Recorded data:
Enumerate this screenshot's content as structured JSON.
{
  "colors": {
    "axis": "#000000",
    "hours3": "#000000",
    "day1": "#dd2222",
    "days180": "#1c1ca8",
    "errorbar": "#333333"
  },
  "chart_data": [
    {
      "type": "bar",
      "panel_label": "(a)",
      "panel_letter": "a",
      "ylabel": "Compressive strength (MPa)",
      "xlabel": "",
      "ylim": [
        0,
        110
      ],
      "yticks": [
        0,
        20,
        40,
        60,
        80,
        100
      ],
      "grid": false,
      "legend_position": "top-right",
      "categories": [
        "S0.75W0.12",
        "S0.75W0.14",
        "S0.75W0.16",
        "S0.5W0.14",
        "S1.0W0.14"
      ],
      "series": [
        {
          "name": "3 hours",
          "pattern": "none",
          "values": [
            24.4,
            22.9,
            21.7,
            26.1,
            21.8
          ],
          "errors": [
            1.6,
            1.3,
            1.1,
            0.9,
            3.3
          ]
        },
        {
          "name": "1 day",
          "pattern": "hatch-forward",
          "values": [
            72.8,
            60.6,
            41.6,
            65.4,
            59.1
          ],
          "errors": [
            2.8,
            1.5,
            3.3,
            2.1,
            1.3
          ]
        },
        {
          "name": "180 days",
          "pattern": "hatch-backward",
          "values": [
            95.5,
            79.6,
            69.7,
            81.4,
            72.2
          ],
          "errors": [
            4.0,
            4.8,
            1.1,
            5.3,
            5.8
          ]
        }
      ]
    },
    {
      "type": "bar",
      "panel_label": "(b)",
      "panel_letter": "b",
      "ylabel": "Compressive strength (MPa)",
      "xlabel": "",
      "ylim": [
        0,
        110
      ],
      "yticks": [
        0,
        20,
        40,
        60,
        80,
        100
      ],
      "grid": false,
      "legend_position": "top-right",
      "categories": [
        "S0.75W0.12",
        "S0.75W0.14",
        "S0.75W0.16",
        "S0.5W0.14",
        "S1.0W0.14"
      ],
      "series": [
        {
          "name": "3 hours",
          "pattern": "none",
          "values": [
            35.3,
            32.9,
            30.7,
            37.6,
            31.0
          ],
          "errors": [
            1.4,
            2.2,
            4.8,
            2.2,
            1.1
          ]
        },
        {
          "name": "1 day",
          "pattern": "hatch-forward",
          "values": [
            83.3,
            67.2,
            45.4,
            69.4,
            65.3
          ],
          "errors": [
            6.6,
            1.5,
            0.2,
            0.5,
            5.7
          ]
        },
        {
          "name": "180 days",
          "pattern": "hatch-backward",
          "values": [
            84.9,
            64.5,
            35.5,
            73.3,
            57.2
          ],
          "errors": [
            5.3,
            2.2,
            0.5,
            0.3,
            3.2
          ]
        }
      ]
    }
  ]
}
==
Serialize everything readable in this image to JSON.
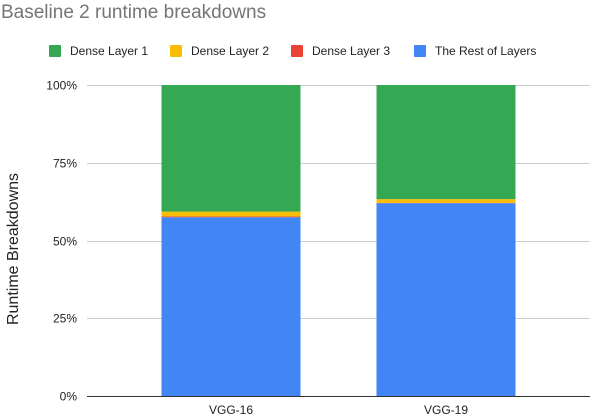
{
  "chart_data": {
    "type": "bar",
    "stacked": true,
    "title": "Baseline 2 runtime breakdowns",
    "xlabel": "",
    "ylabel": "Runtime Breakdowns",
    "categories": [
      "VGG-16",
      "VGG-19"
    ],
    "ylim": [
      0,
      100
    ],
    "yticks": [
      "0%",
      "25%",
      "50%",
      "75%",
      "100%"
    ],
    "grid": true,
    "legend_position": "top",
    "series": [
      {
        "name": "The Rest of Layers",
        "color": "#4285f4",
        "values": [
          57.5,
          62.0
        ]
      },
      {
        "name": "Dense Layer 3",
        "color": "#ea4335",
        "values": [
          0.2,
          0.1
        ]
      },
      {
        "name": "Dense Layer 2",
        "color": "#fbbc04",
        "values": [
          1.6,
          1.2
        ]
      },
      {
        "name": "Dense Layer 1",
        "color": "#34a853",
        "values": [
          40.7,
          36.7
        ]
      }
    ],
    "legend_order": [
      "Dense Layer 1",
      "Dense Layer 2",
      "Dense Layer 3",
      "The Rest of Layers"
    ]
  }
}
--
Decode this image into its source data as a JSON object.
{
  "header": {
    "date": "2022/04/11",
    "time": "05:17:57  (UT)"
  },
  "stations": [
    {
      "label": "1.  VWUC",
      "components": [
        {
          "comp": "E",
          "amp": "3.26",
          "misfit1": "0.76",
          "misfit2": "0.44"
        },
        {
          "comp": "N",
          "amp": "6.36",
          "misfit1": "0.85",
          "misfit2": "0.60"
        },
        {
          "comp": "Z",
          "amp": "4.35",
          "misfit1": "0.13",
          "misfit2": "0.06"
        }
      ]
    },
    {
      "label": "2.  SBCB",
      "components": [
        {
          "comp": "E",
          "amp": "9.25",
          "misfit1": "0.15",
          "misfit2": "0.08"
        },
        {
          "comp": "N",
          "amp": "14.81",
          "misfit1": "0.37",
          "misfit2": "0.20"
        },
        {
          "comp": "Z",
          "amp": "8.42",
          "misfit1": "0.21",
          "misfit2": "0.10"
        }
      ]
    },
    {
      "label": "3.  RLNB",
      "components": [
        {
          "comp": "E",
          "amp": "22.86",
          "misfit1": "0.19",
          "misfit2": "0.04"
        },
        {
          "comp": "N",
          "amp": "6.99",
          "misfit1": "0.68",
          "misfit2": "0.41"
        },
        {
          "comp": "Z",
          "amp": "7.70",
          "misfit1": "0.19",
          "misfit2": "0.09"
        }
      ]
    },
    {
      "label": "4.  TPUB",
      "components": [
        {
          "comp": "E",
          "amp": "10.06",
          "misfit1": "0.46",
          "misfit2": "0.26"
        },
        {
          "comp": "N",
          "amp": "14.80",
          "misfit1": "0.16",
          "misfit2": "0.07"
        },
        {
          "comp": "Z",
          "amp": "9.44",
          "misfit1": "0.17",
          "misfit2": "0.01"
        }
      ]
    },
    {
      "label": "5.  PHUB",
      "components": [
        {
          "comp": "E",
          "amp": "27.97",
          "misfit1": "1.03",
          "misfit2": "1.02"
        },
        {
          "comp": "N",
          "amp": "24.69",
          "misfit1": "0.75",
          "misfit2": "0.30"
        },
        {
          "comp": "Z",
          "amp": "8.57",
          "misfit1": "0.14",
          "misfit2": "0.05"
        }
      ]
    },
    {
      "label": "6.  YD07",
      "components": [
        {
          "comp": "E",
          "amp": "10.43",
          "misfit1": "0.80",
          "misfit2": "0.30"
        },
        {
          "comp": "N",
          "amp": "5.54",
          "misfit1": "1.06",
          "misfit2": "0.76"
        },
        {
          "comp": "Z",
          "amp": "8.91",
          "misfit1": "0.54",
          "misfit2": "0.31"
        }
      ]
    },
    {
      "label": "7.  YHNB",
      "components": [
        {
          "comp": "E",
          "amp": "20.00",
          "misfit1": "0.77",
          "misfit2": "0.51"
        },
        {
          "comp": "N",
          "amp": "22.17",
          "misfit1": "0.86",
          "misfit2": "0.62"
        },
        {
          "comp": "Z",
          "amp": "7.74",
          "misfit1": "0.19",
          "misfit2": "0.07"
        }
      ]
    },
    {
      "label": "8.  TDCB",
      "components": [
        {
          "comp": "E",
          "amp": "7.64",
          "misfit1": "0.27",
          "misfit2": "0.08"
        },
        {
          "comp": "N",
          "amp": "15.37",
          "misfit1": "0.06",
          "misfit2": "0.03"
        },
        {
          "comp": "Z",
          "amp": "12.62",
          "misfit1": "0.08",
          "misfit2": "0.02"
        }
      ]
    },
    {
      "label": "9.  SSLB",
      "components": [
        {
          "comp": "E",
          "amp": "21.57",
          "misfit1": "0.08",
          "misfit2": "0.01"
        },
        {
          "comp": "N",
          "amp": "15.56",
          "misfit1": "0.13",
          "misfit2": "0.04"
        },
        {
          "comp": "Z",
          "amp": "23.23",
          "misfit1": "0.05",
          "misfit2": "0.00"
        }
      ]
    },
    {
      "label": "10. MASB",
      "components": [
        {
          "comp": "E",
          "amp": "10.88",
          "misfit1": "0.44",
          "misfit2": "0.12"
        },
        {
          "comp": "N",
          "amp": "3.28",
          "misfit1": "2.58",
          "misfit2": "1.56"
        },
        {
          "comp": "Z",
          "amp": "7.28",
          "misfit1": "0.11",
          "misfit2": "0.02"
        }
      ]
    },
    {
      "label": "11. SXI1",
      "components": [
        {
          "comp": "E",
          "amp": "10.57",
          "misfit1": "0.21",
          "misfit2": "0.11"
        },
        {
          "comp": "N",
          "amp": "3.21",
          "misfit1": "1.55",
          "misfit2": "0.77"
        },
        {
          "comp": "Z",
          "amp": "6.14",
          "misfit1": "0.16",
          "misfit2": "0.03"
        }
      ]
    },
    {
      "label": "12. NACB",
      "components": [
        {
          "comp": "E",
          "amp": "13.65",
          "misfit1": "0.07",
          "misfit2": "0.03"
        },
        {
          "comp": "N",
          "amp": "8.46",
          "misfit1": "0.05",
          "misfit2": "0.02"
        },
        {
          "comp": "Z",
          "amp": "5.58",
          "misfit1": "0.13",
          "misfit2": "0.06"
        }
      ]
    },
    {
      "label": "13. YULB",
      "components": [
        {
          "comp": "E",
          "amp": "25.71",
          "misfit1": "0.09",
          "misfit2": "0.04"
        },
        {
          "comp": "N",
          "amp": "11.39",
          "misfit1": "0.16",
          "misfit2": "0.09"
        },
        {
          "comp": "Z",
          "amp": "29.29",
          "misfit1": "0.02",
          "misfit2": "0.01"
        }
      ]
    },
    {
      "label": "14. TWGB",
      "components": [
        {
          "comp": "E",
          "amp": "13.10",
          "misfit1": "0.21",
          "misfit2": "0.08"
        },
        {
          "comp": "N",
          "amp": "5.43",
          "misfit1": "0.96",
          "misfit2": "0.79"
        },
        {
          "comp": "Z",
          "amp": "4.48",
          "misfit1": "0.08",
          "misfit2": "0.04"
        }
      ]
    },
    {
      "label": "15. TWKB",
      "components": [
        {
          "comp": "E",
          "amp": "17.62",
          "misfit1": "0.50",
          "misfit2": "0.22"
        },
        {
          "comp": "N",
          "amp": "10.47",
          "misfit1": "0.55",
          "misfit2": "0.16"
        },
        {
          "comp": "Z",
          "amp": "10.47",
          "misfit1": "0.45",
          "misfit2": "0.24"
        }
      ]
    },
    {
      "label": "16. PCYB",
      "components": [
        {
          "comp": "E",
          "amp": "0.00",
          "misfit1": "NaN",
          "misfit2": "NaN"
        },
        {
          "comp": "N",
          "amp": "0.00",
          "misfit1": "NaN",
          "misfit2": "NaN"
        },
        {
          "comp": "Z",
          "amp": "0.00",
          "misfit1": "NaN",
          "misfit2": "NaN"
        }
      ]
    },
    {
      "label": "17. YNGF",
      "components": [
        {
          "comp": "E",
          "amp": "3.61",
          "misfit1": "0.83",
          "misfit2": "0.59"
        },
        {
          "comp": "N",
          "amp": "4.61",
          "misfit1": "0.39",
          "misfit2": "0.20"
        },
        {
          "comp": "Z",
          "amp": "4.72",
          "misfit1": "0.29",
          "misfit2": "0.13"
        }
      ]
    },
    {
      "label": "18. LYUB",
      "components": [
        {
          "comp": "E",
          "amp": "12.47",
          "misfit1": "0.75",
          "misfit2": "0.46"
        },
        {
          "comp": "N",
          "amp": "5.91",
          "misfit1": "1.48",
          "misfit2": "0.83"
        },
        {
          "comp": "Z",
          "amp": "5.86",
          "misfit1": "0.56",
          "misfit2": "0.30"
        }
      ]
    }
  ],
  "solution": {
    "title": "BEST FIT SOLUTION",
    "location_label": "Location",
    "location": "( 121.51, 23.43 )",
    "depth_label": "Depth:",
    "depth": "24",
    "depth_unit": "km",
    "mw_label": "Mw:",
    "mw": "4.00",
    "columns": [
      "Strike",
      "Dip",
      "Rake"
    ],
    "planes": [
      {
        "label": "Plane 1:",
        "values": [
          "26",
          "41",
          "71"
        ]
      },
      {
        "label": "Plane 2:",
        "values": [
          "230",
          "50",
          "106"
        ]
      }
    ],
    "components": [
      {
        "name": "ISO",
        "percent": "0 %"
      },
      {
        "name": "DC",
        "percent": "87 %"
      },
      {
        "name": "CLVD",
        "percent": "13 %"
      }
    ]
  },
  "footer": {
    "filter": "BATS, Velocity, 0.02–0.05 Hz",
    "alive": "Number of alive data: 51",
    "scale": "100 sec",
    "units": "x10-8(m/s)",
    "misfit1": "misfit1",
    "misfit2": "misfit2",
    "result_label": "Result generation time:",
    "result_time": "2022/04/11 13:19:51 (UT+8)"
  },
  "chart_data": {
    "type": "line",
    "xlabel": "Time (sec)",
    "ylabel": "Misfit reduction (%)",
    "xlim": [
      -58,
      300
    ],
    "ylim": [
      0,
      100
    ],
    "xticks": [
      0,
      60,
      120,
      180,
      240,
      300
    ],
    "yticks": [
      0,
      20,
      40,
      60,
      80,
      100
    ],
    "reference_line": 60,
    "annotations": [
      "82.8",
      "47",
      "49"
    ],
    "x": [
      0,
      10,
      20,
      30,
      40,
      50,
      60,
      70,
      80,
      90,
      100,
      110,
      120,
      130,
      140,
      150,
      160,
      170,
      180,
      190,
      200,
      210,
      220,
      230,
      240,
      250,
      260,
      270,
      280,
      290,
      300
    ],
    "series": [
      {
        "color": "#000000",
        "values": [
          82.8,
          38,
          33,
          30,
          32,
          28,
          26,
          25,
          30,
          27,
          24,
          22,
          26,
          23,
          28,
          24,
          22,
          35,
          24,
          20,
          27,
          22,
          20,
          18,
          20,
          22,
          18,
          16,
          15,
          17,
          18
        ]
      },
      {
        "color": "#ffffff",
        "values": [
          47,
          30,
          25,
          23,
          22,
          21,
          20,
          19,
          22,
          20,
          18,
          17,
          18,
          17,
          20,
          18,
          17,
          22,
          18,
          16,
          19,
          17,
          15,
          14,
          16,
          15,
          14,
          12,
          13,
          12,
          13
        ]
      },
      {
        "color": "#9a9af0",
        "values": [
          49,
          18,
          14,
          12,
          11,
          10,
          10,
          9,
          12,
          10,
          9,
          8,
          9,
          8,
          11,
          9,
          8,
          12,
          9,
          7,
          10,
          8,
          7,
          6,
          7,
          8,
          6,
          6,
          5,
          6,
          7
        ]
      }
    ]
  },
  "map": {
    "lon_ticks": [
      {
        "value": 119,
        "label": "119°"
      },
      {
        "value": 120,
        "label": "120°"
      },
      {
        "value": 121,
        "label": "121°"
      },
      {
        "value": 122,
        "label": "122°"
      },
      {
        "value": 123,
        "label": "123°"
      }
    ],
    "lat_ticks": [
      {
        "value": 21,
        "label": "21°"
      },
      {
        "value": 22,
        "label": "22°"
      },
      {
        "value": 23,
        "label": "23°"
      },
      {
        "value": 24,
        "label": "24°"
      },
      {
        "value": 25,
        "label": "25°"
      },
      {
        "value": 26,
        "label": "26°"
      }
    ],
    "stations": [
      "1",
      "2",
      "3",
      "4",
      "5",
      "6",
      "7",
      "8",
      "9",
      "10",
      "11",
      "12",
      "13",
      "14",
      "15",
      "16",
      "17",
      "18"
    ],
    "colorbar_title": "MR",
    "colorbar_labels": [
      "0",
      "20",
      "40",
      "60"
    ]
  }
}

INSTRUCTION
Copy out every line of the listing that contains the string "Layers".

REPLY TO THE TASK
        "name": "The Rest of Layers",
      "The Rest of Layers"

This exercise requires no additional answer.